[BEGIN Records]
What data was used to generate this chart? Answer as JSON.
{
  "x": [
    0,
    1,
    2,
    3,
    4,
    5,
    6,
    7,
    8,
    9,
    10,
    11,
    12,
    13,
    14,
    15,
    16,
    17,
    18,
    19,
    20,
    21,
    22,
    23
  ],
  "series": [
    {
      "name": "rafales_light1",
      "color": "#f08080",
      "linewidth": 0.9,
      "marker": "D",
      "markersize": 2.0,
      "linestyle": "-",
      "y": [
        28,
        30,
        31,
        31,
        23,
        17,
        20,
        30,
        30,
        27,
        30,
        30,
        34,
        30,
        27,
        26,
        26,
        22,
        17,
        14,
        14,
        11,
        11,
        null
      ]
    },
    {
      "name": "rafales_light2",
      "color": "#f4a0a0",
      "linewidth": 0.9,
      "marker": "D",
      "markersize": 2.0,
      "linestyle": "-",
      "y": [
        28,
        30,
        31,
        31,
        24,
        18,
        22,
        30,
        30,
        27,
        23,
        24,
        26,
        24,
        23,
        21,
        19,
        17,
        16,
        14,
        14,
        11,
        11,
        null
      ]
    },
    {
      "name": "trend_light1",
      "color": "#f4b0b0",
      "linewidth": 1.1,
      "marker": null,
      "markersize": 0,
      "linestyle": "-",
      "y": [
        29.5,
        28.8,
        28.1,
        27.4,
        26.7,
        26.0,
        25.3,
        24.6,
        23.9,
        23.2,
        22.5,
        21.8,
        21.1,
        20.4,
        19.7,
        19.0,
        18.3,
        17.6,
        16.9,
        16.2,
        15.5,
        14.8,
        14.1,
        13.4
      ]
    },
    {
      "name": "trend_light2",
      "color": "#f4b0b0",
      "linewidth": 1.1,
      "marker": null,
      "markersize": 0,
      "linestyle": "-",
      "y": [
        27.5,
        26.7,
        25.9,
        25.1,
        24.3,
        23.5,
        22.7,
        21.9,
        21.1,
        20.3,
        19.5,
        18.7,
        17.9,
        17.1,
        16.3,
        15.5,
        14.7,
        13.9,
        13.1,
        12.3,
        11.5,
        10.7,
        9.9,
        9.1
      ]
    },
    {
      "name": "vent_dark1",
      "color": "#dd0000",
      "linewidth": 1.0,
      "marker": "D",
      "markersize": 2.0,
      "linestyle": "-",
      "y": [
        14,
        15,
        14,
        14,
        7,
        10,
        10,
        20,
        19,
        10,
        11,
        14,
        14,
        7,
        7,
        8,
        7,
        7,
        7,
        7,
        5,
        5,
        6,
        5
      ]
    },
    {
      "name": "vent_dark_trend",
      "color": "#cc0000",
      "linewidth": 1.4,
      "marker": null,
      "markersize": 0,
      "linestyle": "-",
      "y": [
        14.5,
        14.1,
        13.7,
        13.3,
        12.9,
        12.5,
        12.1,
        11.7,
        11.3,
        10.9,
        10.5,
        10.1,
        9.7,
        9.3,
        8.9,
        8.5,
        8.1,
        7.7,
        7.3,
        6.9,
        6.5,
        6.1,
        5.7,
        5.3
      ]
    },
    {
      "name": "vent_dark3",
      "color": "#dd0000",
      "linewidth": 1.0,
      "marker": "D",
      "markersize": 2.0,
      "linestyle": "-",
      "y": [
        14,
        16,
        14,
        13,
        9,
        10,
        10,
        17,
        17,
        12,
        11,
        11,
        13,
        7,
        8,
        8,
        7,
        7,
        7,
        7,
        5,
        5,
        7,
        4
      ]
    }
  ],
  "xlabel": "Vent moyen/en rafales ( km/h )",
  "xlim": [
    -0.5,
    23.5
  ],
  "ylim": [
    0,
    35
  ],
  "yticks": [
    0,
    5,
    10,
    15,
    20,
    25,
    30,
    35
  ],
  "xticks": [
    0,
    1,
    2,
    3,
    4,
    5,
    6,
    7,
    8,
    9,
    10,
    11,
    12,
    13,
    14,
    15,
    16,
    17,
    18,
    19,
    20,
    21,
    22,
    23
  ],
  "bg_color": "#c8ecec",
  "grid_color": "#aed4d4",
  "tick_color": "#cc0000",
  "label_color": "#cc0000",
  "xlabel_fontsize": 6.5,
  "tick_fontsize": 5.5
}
[END Records]
Stated exercise: Give a word-for-word copy of the records.

Result of the exercise:
What data was used to generate this chart? Answer as JSON.
{
  "x": [
    0,
    1,
    2,
    3,
    4,
    5,
    6,
    7,
    8,
    9,
    10,
    11,
    12,
    13,
    14,
    15,
    16,
    17,
    18,
    19,
    20,
    21,
    22,
    23
  ],
  "series": [
    {
      "name": "rafales_light1",
      "color": "#f08080",
      "linewidth": 0.9,
      "marker": "D",
      "markersize": 2.0,
      "linestyle": "-",
      "y": [
        28,
        30,
        31,
        31,
        23,
        17,
        20,
        30,
        30,
        27,
        30,
        30,
        34,
        30,
        27,
        26,
        26,
        22,
        17,
        14,
        14,
        11,
        11,
        null
      ]
    },
    {
      "name": "rafales_light2",
      "color": "#f4a0a0",
      "linewidth": 0.9,
      "marker": "D",
      "markersize": 2.0,
      "linestyle": "-",
      "y": [
        28,
        30,
        31,
        31,
        24,
        18,
        22,
        30,
        30,
        27,
        23,
        24,
        26,
        24,
        23,
        21,
        19,
        17,
        16,
        14,
        14,
        11,
        11,
        null
      ]
    },
    {
      "name": "trend_light1",
      "color": "#f4b0b0",
      "linewidth": 1.1,
      "marker": null,
      "markersize": 0,
      "linestyle": "-",
      "y": [
        29.5,
        28.8,
        28.1,
        27.4,
        26.7,
        26.0,
        25.3,
        24.6,
        23.9,
        23.2,
        22.5,
        21.8,
        21.1,
        20.4,
        19.7,
        19.0,
        18.3,
        17.6,
        16.9,
        16.2,
        15.5,
        14.8,
        14.1,
        13.4
      ]
    },
    {
      "name": "trend_light2",
      "color": "#f4b0b0",
      "linewidth": 1.1,
      "marker": null,
      "markersize": 0,
      "linestyle": "-",
      "y": [
        27.5,
        26.7,
        25.9,
        25.1,
        24.3,
        23.5,
        22.7,
        21.9,
        21.1,
        20.3,
        19.5,
        18.7,
        17.9,
        17.1,
        16.3,
        15.5,
        14.7,
        13.9,
        13.1,
        12.3,
        11.5,
        10.7,
        9.9,
        9.1
      ]
    },
    {
      "name": "vent_dark1",
      "color": "#dd0000",
      "linewidth": 1.0,
      "marker": "D",
      "markersize": 2.0,
      "linestyle": "-",
      "y": [
        14,
        15,
        14,
        14,
        7,
        10,
        10,
        20,
        19,
        10,
        11,
        14,
        14,
        7,
        7,
        8,
        7,
        7,
        7,
        7,
        5,
        5,
        6,
        5
      ]
    },
    {
      "name": "vent_dark_trend",
      "color": "#cc0000",
      "linewidth": 1.4,
      "marker": null,
      "markersize": 0,
      "linestyle": "-",
      "y": [
        14.5,
        14.1,
        13.7,
        13.3,
        12.9,
        12.5,
        12.1,
        11.7,
        11.3,
        10.9,
        10.5,
        10.1,
        9.7,
        9.3,
        8.9,
        8.5,
        8.1,
        7.7,
        7.3,
        6.9,
        6.5,
        6.1,
        5.7,
        5.3
      ]
    },
    {
      "name": "vent_dark3",
      "color": "#dd0000",
      "linewidth": 1.0,
      "marker": "D",
      "markersize": 2.0,
      "linestyle": "-",
      "y": [
        14,
        16,
        14,
        13,
        9,
        10,
        10,
        17,
        17,
        12,
        11,
        11,
        13,
        7,
        8,
        8,
        7,
        7,
        7,
        7,
        5,
        5,
        7,
        4
      ]
    }
  ],
  "xlabel": "Vent moyen/en rafales ( km/h )",
  "xlim": [
    -0.5,
    23.5
  ],
  "ylim": [
    0,
    35
  ],
  "yticks": [
    0,
    5,
    10,
    15,
    20,
    25,
    30,
    35
  ],
  "xticks": [
    0,
    1,
    2,
    3,
    4,
    5,
    6,
    7,
    8,
    9,
    10,
    11,
    12,
    13,
    14,
    15,
    16,
    17,
    18,
    19,
    20,
    21,
    22,
    23
  ],
  "bg_color": "#c8ecec",
  "grid_color": "#aed4d4",
  "tick_color": "#cc0000",
  "label_color": "#cc0000",
  "xlabel_fontsize": 6.5,
  "tick_fontsize": 5.5
}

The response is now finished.